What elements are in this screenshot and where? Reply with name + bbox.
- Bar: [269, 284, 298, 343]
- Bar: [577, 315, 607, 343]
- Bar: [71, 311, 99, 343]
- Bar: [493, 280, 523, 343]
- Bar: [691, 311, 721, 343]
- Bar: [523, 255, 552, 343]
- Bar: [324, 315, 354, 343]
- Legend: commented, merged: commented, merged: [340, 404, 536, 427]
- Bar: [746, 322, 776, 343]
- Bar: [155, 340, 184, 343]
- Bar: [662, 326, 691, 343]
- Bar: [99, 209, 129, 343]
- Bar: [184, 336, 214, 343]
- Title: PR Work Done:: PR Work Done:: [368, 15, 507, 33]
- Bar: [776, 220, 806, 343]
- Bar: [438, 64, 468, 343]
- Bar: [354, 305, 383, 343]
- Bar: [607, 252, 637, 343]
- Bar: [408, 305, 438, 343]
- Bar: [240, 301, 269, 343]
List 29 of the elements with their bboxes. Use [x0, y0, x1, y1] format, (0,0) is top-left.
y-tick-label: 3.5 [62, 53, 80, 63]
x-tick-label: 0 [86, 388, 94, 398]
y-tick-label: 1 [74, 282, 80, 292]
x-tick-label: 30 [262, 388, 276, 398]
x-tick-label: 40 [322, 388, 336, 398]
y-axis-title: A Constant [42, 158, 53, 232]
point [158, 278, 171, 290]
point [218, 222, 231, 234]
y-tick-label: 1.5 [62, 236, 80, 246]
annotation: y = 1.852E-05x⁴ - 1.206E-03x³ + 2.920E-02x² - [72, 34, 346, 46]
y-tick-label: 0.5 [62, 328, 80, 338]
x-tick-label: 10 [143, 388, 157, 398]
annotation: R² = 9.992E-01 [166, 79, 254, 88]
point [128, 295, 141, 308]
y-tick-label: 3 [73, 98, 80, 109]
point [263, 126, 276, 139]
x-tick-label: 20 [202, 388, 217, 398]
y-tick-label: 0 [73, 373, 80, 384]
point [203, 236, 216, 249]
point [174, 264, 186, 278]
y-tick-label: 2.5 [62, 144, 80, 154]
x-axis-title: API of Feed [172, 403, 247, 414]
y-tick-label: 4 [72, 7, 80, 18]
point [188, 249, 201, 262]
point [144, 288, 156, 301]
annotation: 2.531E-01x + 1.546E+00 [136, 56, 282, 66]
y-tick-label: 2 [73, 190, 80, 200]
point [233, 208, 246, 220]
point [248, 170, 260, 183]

———

Task statement: Copy every one of the records above word for word, line for line.

Solution to the exercise:
What elements are in this screenshot and where? Reply with name + bbox.
- Bar: [269, 284, 298, 343]
- Bar: [577, 315, 607, 343]
- Bar: [71, 311, 99, 343]
- Bar: [493, 280, 523, 343]
- Bar: [691, 311, 721, 343]
- Bar: [523, 255, 552, 343]
- Bar: [324, 315, 354, 343]
- Legend: commented, merged: commented, merged: [340, 404, 536, 427]
- Bar: [746, 322, 776, 343]
- Bar: [155, 340, 184, 343]
- Bar: [662, 326, 691, 343]
- Bar: [99, 209, 129, 343]
- Bar: [184, 336, 214, 343]
- Title: PR Work Done:: PR Work Done:: [368, 15, 507, 33]
- Bar: [776, 220, 806, 343]
- Bar: [438, 64, 468, 343]
- Bar: [354, 305, 383, 343]
- Bar: [607, 252, 637, 343]
- Bar: [408, 305, 438, 343]
- Bar: [240, 301, 269, 343]
List 29 of the elements with their bboxes. Use [x0, y0, x1, y1] format, (0,0) is top-left.
y-tick-label: 3.5 [62, 53, 80, 63]
x-tick-label: 0 [86, 388, 94, 398]
y-tick-label: 1 [74, 282, 80, 292]
x-tick-label: 30 [262, 388, 276, 398]
x-tick-label: 40 [322, 388, 336, 398]
y-axis-title: A Constant [42, 158, 53, 232]
point [158, 278, 171, 290]
point [218, 222, 231, 234]
y-tick-label: 1.5 [62, 236, 80, 246]
annotation: y = 1.852E-05x⁴ - 1.206E-03x³ + 2.920E-02x² - [72, 34, 346, 46]
y-tick-label: 0.5 [62, 328, 80, 338]
x-tick-label: 10 [143, 388, 157, 398]
annotation: R² = 9.992E-01 [166, 79, 254, 88]
point [128, 295, 141, 308]
y-tick-label: 3 [73, 98, 80, 109]
point [263, 126, 276, 139]
x-tick-label: 20 [202, 388, 217, 398]
y-tick-label: 0 [73, 373, 80, 384]
point [203, 236, 216, 249]
point [174, 264, 186, 278]
y-tick-label: 2.5 [62, 144, 80, 154]
x-axis-title: API of Feed [172, 403, 247, 414]
y-tick-label: 4 [72, 7, 80, 18]
point [188, 249, 201, 262]
point [144, 288, 156, 301]
annotation: 2.531E-01x + 1.546E+00 [136, 56, 282, 66]
y-tick-label: 2 [73, 190, 80, 200]
point [233, 208, 246, 220]
point [248, 170, 260, 183]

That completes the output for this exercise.